— Start —
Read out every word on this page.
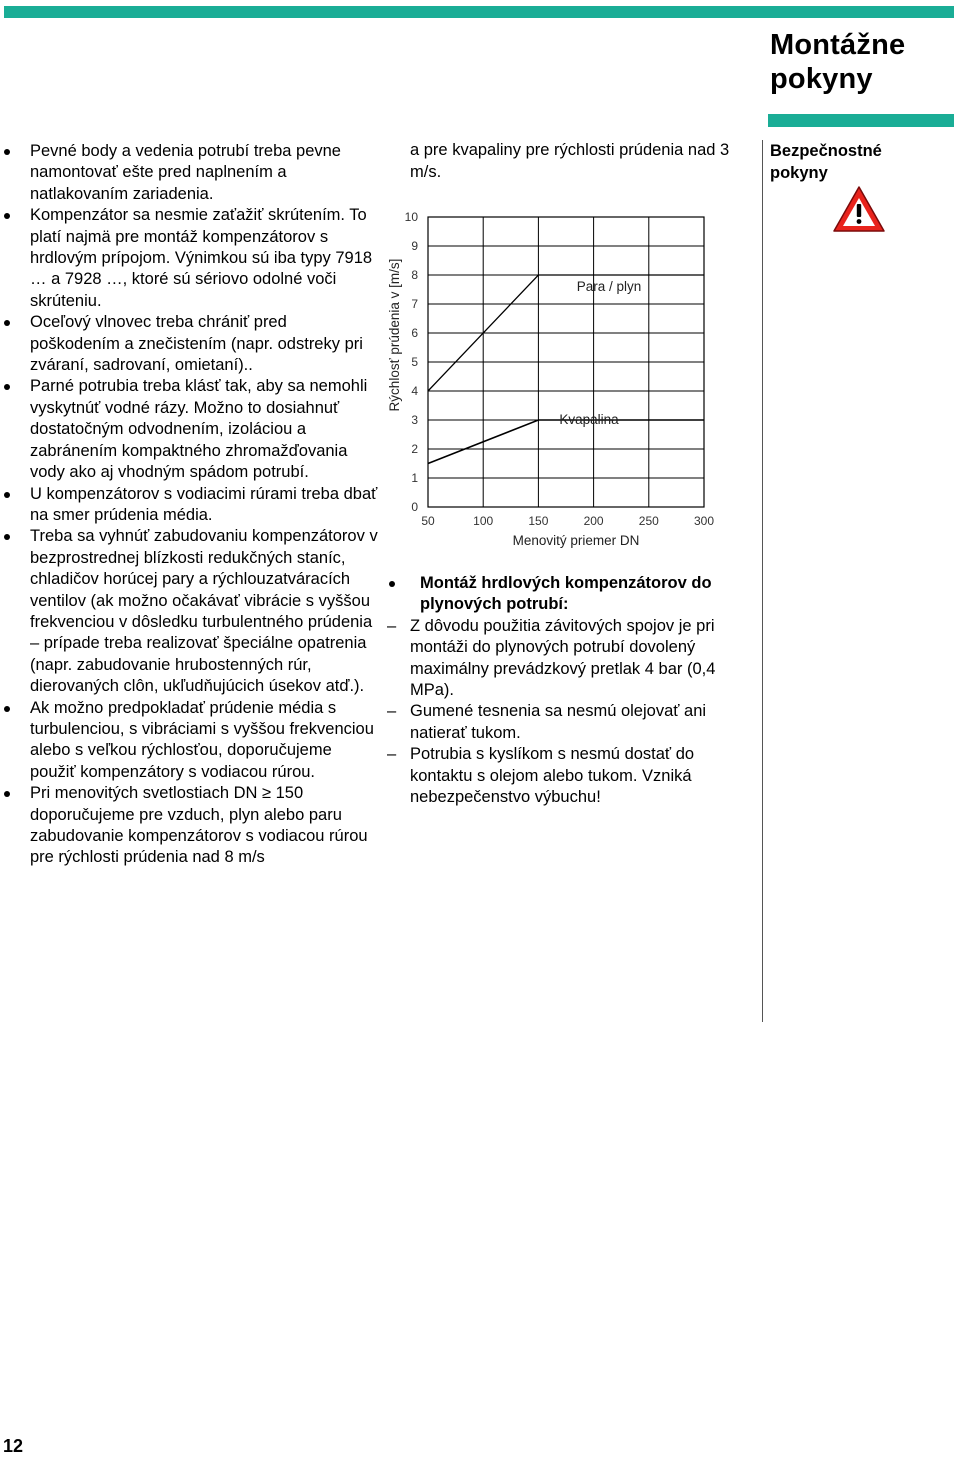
Montážne
pokyny
Bezpečnostné
pokyny
Pevné body a vedenia potrubí treba pevne namontovať ešte pred naplnením a natlakovaním zariadenia.
Kompenzátor sa nesmie zaťažiť skrútením. To platí najmä pre montáž kompenzátorov s hrdlovým prípojom. Výnimkou sú iba typy 7918 … a 7928 …, ktoré sú sériovo odolné voči skrúteniu.
Oceľový vlnovec treba chrániť pred poškodením a znečistením (napr. odstreky pri zváraní, sadrovaní, omietaní)..
Parné potrubia treba klásť tak, aby sa nemohli vyskytnúť vodné rázy. Možno to dosiahnuť dostatočným odvodnením, izoláciou a zabránením kompaktného zhromažďovania vody ako aj vhodným spádom potrubí.
U kompenzátorov s vodiacimi rúrami treba dbať na smer prúdenia média.
Treba sa vyhnúť zabudovaniu kompenzátorov v bezprostrednej blízkosti redukčných staníc, chladičov horúcej pary a rýchlouzatváracích ventilov (ak možno očakávať vibrácie s vyššou frekvenciou v dôsledku turbulentného prúdenia – prípade treba realizovať špeciálne opatrenia (napr. zabudovanie hrubostenných rúr, dierovaných clôn, ukľudňujúcich úsekov atď.).
Ak možno predpokladať prúdenie média s turbulenciou, s vibráciami s vyššou frekvenciou alebo s veľkou rýchlosťou, doporučujeme použiť kompenzátory s vodiacou rúrou.
Pri menovitých svetlostiach DN ≥ 150 doporučujeme pre vzduch, plyn alebo paru zabudovanie kompenzátorov s vodiacou rúrou pre rýchlosti prúdenia nad 8 m/s
a pre kvapaliny pre rýchlosti prúdenia nad 3 m/s.
0
1
2
3
4
5
6
7
8
9
10
50	100	150	200	250	300
Para / plyn
Kvapalina
Menovitý priemer DN
Rýchlosť prúdenia v [m/s]
Montáž hrdlových kompenzátorov do plynových potrubí:
– Z dôvodu použitia závitových spojov je pri montáži do plynových potrubí dovolený maximálny prevádzkový pretlak 4 bar (0,4 MPa).
– Gumené tesnenia sa nesmú olejovať ani natierať tukom.
– Potrubia s kyslíkom s nesmú dostať do kontaktu s olejom alebo tukom. Vzniká nebezpečenstvo výbuchu!
12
— End —
### Work to do
Copy the entries exactly. Leave out the images.

### Full output
Read out every word on this page.
Montážne
pokyny
Bezpečnostné
pokyny
Pevné body a vedenia potrubí treba pevne namontovať ešte pred naplnením a natlakovaním zariadenia.
Kompenzátor sa nesmie zaťažiť skrútením. To platí najmä pre montáž kompenzátorov s hrdlovým prípojom. Výnimkou sú iba typy 7918 … a 7928 …, ktoré sú sériovo odolné voči skrúteniu.
Oceľový vlnovec treba chrániť pred poškodením a znečistením (napr. odstreky pri zváraní, sadrovaní, omietaní)..
Parné potrubia treba klásť tak, aby sa nemohli vyskytnúť vodné rázy. Možno to dosiahnuť dostatočným odvodnením, izoláciou a zabránením kompaktného zhromažďovania vody ako aj vhodným spádom potrubí.
U kompenzátorov s vodiacimi rúrami treba dbať na smer prúdenia média.
Treba sa vyhnúť zabudovaniu kompenzátorov v bezprostrednej blízkosti redukčných staníc, chladičov horúcej pary a rýchlouzatváracích ventilov (ak možno očakávať vibrácie s vyššou frekvenciou v dôsledku turbulentného prúdenia – prípade treba realizovať špeciálne opatrenia (napr. zabudovanie hrubostenných rúr, dierovaných clôn, ukľudňujúcich úsekov atď.).
Ak možno predpokladať prúdenie média s turbulenciou, s vibráciami s vyššou frekvenciou alebo s veľkou rýchlosťou, doporučujeme použiť kompenzátory s vodiacou rúrou.
Pri menovitých svetlostiach DN ≥ 150 doporučujeme pre vzduch, plyn alebo paru zabudovanie kompenzátorov s vodiacou rúrou pre rýchlosti prúdenia nad 8 m/s
a pre kvapaliny pre rýchlosti prúdenia nad 3 m/s.
0
1
2
3
4
5
6
7
8
9
10
50	100	150	200	250	300
Para / plyn
Kvapalina
Menovitý priemer DN
Rýchlosť prúdenia v [m/s]
Montáž hrdlových kompenzátorov do plynových potrubí:
– Z dôvodu použitia závitových spojov je pri montáži do plynových potrubí dovolený maximálny prevádzkový pretlak 4 bar (0,4 MPa).
– Gumené tesnenia sa nesmú olejovať ani natierať tukom.
– Potrubia s kyslíkom s nesmú dostať do kontaktu s olejom alebo tukom. Vzniká nebezpečenstvo výbuchu!
12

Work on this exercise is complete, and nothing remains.